> [What you should do]: Your answer should be one number: the count of lines in these entries that hold the word "Science".

[Stored records]
## Begin

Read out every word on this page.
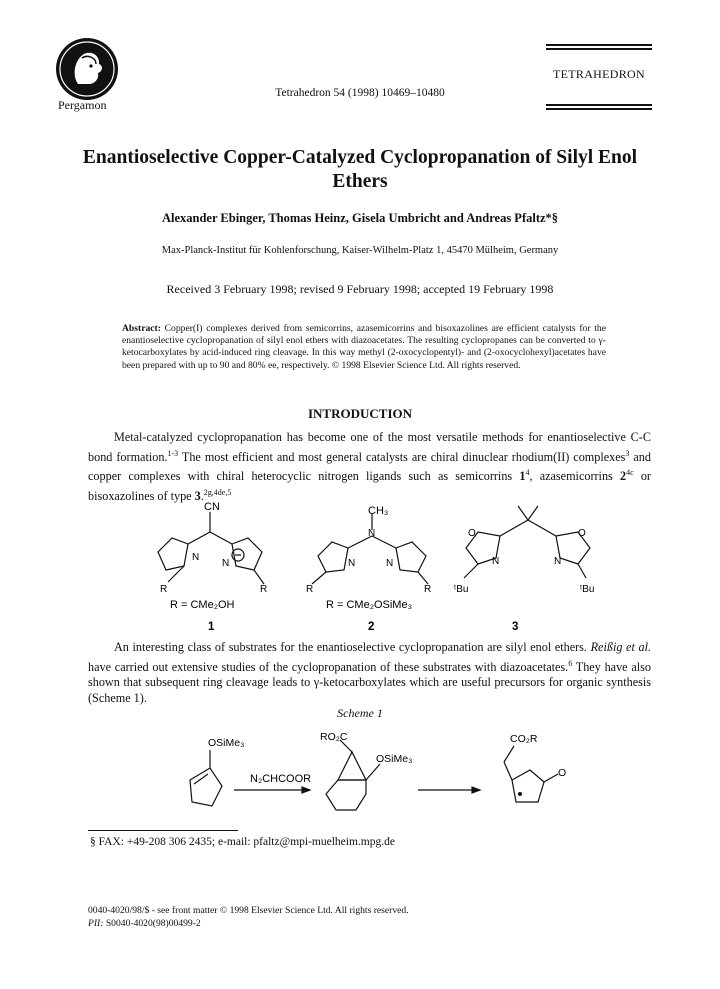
Pergamon
Tetrahedron 54 (1998) 10469–10480
TETRAHEDRON
Enantioselective Copper-Catalyzed Cyclopropanation of Silyl Enol Ethers
Alexander Ebinger, Thomas Heinz, Gisela Umbricht and Andreas Pfaltz*§
Max-Planck-Institut für Kohlenforschung, Kaiser-Wilhelm-Platz 1, 45470 Mülheim, Germany
Received 3 February 1998; revised 9 February 1998; accepted 19 February 1998
Abstract: Copper(I) complexes derived from semicorrins, azasemicorrins and bisoxazolines are efficient catalysts for the enantioselective cyclopropanation of silyl enol ethers with diazoacetates. The resulting cyclopropanes can be converted to γ-ketocarboxylates by acid-induced ring cleavage. In this way methyl (2-oxocyclopentyl)- and (2-oxocyclohexyl)acetates have been prepared with up to 90 and 80% ee, respectively. © 1998 Elsevier Science Ltd. All rights reserved.
INTRODUCTION
Metal-catalyzed cyclopropanation has become one of the most versatile methods for enantioselective C-C bond formation.$^{1-3}$ The most efficient and most general catalysts are chiral dinuclear rhodium(II) complexes$^3$ and copper complexes with chiral heterocyclic nitrogen ligands such as semicorrins $1^4$, azasemicorrins $2^{4c}$ or bisoxazolines of type 3.$^{2g,4de,5}$
CN
N
N
R	R
CH₃
N
N	N
R	R
O	O
N	N
ᵗBu	ᵗBu
R = CMe₂OH	R = CMe₂OSiMe₃
1	2	3
An interesting class of substrates for the enantioselective cyclopropanation are silyl enol ethers. Reißig et al. have carried out extensive studies of the cyclopropanation of these substrates with diazoacetates.$^6$ They have also shown that subsequent ring cleavage leads to γ-ketocarboxylates which are useful precursors for organic synthesis (Scheme 1).
Scheme 1
OSiMe₃
N₂CHCOOR
RO₂C
OSiMe₃
CO₂R
O
§ FAX: +49-208 306 2435; e-mail: pfaltz@mpi-muelheim.mpg.de
0040-4020/98/$ - see front matter © 1998 Elsevier Science Ltd. All rights reserved.
PII: S0040-4020(98)00499-2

## End

> [Answer to the exercise]: 2